■ **TASK**
Filter the entries, keeping every line with the word "personas".

Extracts from a graphics dataset:
☆ ☆ ☆
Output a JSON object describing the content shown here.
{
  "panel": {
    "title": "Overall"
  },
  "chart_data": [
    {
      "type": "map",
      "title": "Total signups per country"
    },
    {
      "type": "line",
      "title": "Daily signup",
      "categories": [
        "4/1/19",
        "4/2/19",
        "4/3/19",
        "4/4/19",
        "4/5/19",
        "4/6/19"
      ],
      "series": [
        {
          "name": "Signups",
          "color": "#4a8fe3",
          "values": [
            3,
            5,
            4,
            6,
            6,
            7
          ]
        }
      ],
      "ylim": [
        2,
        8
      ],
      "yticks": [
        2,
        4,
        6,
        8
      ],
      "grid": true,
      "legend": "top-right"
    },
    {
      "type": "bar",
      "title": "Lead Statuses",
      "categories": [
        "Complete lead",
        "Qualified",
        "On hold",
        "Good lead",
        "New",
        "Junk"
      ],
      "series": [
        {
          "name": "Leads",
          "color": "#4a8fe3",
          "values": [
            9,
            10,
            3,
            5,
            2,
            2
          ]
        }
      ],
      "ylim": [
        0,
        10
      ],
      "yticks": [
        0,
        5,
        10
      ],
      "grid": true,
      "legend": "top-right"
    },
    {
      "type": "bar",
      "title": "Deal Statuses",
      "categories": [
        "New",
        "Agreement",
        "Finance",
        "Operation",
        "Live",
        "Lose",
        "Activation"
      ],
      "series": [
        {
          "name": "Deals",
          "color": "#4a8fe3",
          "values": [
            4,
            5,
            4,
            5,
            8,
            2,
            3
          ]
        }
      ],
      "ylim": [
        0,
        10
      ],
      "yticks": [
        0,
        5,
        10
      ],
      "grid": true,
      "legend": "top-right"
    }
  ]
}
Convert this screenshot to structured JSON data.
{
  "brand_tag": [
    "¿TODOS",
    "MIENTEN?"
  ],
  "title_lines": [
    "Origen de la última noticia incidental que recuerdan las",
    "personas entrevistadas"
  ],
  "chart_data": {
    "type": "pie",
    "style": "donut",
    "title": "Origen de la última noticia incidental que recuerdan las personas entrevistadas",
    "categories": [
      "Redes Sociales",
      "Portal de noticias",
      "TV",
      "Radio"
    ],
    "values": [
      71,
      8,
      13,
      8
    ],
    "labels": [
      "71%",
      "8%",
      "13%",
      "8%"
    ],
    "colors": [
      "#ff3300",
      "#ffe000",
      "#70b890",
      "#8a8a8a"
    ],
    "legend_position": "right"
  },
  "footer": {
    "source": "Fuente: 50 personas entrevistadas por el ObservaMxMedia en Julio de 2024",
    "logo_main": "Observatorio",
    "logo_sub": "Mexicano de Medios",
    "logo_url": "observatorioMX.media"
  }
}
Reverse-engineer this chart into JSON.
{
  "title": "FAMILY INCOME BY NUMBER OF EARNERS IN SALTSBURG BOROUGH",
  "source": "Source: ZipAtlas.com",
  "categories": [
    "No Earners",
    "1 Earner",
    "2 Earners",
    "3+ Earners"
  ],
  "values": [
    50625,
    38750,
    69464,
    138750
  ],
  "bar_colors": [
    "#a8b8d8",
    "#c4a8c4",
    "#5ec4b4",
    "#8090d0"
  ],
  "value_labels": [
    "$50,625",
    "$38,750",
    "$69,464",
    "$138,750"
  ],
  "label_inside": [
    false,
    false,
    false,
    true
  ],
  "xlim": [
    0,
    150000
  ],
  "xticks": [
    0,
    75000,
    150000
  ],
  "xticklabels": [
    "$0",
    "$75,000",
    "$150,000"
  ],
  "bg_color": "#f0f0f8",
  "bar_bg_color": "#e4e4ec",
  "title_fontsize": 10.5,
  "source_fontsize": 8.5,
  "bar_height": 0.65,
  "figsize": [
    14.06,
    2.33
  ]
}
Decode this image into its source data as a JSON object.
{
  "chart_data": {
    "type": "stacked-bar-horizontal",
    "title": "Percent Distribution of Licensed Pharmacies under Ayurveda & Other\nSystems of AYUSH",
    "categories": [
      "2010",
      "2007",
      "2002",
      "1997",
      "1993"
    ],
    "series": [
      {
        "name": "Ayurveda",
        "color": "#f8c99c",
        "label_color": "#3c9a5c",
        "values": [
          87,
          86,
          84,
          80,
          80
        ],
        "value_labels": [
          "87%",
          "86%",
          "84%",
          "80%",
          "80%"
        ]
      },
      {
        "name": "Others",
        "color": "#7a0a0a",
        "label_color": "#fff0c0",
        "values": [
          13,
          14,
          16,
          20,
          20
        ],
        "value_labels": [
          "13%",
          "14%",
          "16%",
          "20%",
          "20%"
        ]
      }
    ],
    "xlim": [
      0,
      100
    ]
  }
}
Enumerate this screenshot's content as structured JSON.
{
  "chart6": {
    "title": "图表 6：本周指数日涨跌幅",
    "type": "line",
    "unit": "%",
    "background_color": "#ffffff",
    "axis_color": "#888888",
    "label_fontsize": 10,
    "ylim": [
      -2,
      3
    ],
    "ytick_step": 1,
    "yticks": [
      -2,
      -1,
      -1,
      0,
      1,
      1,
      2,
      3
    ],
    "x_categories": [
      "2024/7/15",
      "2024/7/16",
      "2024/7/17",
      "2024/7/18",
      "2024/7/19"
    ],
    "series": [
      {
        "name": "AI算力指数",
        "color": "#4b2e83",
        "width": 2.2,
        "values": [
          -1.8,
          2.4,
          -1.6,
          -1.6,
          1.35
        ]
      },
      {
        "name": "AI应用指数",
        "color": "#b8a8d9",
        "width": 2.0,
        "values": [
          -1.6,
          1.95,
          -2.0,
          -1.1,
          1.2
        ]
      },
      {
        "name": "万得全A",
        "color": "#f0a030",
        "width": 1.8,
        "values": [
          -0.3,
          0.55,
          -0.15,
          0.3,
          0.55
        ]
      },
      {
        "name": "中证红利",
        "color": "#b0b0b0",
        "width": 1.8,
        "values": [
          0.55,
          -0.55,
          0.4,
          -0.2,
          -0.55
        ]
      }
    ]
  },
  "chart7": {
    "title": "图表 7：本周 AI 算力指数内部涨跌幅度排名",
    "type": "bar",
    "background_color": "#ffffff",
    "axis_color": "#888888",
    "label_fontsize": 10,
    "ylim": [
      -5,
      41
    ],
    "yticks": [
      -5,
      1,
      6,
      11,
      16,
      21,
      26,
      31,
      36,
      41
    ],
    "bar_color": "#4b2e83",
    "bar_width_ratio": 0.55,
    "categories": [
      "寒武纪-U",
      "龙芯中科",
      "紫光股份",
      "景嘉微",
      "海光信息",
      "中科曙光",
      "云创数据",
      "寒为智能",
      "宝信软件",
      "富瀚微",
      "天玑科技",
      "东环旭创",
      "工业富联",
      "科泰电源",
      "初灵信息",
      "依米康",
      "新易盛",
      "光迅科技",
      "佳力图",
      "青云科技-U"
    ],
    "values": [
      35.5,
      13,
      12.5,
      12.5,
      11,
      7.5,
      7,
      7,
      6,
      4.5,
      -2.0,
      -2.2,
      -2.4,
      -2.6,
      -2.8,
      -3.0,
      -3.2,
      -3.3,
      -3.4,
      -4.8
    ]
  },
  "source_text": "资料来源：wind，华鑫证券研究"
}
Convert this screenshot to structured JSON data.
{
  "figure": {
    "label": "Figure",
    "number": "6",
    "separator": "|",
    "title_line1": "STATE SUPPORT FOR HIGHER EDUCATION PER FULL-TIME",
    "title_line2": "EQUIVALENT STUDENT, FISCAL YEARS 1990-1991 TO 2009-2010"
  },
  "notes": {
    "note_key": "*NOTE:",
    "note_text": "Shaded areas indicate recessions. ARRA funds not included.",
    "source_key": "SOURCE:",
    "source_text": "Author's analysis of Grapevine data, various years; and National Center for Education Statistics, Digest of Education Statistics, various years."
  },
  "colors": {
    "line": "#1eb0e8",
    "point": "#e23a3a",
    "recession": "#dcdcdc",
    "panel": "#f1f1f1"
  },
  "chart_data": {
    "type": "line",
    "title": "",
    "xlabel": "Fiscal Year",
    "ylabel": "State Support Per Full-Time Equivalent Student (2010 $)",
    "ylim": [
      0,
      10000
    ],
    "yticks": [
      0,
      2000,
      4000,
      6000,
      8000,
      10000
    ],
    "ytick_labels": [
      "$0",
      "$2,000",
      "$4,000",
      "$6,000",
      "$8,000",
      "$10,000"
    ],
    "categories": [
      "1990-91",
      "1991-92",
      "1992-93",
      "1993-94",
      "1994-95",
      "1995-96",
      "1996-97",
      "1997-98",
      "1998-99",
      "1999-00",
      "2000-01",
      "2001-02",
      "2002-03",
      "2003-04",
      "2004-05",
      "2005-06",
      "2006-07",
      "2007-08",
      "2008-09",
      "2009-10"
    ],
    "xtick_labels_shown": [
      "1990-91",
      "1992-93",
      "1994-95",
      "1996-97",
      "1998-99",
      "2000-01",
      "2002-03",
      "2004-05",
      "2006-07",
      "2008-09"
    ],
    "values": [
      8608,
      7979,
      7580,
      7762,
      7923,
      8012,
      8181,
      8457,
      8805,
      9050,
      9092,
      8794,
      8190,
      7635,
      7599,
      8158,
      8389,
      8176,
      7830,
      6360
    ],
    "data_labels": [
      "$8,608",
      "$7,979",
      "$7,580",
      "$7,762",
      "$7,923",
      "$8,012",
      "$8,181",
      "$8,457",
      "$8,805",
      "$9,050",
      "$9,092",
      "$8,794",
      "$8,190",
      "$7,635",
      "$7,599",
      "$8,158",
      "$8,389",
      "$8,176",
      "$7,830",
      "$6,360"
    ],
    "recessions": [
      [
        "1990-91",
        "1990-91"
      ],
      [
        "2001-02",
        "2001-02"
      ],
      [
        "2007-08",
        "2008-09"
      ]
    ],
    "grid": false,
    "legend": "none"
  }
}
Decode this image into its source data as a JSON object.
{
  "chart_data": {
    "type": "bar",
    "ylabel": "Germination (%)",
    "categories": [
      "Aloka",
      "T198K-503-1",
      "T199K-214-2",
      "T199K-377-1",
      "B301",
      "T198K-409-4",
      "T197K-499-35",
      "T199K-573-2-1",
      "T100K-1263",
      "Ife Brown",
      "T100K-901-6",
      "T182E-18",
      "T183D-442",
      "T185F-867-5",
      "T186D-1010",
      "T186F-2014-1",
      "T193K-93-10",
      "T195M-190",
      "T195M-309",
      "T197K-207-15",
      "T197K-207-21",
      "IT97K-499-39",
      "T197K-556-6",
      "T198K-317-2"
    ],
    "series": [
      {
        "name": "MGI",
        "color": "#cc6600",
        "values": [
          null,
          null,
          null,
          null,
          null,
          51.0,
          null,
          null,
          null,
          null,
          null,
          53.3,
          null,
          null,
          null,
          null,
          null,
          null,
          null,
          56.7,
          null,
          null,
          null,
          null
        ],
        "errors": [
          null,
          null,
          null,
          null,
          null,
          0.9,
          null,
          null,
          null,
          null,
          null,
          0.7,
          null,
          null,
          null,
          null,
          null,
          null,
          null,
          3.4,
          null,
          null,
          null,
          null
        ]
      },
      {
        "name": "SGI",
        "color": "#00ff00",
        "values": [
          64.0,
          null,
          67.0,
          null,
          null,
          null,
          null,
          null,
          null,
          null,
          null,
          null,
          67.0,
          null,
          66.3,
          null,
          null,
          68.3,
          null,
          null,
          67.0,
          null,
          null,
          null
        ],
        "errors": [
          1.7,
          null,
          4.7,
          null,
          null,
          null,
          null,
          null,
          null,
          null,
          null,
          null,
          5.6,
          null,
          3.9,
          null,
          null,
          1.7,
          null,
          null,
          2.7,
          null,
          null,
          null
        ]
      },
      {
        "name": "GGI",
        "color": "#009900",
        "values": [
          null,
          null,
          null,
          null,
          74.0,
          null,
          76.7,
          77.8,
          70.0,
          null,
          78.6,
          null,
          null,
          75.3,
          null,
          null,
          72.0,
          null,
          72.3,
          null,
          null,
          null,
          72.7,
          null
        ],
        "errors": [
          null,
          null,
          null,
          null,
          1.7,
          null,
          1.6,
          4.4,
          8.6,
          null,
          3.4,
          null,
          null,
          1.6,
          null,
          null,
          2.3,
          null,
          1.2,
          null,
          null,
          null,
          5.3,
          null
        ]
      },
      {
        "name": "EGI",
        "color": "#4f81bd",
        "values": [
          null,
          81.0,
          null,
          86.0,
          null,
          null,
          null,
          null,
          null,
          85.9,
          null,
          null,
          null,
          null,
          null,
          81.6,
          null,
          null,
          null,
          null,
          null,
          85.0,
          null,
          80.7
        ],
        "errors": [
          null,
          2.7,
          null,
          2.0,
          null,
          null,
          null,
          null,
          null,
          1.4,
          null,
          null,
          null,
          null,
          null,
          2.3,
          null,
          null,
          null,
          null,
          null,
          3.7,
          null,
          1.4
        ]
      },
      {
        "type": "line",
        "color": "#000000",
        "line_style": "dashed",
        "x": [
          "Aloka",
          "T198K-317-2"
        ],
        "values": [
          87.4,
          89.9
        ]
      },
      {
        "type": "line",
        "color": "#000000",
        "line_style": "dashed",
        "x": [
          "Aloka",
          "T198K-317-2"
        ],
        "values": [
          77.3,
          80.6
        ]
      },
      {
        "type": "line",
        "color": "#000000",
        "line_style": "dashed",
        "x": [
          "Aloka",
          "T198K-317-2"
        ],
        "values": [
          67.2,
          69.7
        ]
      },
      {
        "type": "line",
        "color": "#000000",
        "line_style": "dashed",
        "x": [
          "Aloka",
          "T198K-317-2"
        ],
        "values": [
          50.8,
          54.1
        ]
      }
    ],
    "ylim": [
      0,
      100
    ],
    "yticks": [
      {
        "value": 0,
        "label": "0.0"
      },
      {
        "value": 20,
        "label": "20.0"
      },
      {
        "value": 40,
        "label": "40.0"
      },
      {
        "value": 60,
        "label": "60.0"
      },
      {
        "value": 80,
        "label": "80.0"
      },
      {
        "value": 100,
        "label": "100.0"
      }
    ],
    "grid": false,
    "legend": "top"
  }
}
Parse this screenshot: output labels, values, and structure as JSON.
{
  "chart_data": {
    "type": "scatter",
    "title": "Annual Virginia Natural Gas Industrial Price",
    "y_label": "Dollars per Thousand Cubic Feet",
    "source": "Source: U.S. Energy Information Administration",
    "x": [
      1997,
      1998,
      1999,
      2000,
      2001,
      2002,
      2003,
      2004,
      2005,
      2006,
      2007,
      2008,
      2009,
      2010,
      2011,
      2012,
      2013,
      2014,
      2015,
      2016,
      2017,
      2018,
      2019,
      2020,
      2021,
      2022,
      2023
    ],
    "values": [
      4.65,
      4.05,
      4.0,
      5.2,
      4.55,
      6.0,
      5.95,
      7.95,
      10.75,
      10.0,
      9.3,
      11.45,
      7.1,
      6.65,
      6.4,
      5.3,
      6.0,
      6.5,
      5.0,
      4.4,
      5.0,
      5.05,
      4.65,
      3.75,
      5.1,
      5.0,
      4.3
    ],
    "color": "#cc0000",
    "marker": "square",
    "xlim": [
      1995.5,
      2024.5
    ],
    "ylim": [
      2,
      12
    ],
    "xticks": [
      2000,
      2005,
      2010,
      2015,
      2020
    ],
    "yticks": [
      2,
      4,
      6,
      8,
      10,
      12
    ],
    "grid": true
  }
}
☆ ☆ ☆
■ **THE RESULT**
    "personas entrevistadas"
    "title": "Origen de la última noticia incidental que recuerdan las personas entrevistadas",
    "source": "Fuente: 50 personas entrevistadas por el ObservaMxMedia en Julio de 2024",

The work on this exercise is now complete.